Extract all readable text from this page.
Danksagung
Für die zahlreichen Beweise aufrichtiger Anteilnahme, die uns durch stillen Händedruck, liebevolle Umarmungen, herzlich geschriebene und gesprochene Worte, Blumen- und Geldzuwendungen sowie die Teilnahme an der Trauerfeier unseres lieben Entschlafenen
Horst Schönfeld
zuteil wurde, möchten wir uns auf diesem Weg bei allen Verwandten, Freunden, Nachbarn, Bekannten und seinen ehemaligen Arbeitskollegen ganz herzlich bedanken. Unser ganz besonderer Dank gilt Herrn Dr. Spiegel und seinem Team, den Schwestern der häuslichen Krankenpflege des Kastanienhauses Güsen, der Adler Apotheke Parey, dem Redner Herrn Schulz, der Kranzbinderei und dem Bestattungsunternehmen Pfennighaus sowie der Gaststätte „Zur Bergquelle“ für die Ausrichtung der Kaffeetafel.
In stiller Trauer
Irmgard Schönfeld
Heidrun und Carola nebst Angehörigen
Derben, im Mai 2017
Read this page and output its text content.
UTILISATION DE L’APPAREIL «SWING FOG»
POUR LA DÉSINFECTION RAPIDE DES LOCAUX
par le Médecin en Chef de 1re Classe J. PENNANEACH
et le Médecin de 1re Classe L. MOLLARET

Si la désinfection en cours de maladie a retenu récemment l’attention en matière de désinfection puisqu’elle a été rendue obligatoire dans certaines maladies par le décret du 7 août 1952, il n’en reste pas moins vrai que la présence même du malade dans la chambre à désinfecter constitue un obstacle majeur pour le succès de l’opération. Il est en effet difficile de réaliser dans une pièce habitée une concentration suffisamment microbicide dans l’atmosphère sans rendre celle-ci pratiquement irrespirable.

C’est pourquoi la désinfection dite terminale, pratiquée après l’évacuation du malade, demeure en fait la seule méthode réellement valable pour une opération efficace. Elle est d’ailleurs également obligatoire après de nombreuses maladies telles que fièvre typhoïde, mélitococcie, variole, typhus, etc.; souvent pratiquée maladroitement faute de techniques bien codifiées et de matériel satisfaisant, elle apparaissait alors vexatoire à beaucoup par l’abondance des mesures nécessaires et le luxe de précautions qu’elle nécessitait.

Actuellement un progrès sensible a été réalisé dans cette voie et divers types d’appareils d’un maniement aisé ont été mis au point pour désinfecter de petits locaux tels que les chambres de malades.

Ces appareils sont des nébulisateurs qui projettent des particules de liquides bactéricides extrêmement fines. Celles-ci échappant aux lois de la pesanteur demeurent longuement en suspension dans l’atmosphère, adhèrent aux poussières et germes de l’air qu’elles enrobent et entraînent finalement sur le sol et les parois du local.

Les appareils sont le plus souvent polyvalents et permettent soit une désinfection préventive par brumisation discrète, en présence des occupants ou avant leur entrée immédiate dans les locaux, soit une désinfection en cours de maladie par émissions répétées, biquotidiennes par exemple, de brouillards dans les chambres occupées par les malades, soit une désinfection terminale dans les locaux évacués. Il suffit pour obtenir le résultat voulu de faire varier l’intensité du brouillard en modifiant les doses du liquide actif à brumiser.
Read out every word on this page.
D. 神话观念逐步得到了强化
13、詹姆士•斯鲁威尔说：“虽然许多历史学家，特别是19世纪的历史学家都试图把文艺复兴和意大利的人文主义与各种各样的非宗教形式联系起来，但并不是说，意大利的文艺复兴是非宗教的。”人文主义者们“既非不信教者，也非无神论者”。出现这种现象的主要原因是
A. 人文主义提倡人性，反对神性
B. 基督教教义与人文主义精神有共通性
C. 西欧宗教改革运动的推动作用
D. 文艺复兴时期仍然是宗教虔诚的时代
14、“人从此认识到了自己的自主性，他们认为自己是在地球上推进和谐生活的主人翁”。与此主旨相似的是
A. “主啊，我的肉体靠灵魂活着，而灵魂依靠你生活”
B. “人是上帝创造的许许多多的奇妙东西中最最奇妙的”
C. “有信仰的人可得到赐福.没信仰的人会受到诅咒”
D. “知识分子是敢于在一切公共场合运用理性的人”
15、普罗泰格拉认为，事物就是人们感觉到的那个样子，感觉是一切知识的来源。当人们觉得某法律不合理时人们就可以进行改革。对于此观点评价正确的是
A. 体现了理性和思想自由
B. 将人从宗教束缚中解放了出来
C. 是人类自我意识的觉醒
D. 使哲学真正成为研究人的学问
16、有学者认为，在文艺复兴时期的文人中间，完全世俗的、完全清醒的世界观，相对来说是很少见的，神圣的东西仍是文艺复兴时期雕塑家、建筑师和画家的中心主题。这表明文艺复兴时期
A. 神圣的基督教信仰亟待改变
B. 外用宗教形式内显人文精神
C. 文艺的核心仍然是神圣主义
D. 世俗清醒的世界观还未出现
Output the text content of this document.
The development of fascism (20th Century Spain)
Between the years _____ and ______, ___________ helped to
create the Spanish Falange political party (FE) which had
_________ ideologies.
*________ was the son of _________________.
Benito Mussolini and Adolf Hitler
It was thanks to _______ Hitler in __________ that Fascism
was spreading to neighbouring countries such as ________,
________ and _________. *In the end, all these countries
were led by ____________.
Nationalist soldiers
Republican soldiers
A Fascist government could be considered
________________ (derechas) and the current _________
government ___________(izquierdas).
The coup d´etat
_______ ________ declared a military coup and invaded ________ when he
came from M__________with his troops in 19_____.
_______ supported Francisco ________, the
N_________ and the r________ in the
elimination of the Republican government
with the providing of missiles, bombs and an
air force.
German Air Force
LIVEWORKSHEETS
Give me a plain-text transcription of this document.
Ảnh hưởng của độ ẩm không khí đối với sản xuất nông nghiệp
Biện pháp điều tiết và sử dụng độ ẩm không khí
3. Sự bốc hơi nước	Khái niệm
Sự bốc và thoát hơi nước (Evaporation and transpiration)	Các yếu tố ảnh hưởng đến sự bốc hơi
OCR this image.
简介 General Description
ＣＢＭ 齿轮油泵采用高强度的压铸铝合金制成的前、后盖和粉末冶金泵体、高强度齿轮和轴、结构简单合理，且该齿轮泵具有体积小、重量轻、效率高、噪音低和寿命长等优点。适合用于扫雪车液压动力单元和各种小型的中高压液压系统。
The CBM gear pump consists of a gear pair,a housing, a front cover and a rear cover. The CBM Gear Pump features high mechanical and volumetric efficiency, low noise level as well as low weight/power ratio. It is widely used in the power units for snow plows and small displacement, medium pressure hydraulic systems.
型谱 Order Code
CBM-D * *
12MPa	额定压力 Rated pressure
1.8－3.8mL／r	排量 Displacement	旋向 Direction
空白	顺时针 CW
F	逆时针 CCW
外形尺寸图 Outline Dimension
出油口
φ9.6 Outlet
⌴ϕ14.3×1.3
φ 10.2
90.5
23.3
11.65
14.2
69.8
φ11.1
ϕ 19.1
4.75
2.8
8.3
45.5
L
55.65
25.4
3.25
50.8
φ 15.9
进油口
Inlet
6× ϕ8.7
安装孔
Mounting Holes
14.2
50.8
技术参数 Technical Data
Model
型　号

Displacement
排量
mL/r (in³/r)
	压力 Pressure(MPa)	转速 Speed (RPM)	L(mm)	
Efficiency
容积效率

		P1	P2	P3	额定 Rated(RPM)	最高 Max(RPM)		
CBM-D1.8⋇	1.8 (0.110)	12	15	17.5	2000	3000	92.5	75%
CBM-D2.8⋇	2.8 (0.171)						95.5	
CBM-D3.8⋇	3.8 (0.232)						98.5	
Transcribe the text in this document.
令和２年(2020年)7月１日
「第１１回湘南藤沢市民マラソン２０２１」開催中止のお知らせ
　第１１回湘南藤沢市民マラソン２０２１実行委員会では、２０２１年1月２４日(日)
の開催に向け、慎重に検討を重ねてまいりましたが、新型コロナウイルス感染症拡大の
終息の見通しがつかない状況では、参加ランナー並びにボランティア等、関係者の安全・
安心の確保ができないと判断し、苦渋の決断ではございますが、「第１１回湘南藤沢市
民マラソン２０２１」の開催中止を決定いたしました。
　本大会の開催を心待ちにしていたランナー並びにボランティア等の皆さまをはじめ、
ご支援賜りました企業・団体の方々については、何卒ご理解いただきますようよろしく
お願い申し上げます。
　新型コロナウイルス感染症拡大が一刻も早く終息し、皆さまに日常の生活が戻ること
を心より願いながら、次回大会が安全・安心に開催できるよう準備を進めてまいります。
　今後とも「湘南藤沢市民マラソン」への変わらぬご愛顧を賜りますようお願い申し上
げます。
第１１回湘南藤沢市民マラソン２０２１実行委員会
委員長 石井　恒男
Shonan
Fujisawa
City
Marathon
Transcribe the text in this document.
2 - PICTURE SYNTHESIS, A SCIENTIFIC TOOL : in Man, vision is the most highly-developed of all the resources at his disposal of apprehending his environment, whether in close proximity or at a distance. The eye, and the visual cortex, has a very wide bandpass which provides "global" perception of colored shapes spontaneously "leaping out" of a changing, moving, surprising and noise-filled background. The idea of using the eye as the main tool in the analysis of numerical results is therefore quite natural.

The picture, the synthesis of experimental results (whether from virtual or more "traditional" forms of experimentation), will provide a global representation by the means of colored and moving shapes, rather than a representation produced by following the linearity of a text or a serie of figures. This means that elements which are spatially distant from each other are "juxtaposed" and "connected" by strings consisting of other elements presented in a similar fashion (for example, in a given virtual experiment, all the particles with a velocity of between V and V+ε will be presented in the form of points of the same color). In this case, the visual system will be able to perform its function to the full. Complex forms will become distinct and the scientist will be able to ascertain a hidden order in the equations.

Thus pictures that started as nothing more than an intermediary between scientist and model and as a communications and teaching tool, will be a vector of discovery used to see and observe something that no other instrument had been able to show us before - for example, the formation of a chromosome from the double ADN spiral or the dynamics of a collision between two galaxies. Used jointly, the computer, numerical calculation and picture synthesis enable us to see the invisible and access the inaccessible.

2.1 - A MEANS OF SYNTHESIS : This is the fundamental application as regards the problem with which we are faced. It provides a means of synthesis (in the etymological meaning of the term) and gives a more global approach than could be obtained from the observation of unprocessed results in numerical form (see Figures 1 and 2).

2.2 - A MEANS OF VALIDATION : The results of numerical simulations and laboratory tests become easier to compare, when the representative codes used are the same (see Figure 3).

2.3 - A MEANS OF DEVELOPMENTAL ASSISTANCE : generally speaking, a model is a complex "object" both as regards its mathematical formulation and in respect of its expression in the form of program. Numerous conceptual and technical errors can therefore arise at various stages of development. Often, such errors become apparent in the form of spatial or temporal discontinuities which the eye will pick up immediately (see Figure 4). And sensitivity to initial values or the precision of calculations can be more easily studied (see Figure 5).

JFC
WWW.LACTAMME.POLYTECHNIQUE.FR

========================================

[Exercise brief] Isolate the lines that hold the word "document" and copy all of them.

[Solved problem]
Output the text content of this document.
Give me a plain-text transcription of this document.
Transcribe the text in this document.
Transcribe the text in this document.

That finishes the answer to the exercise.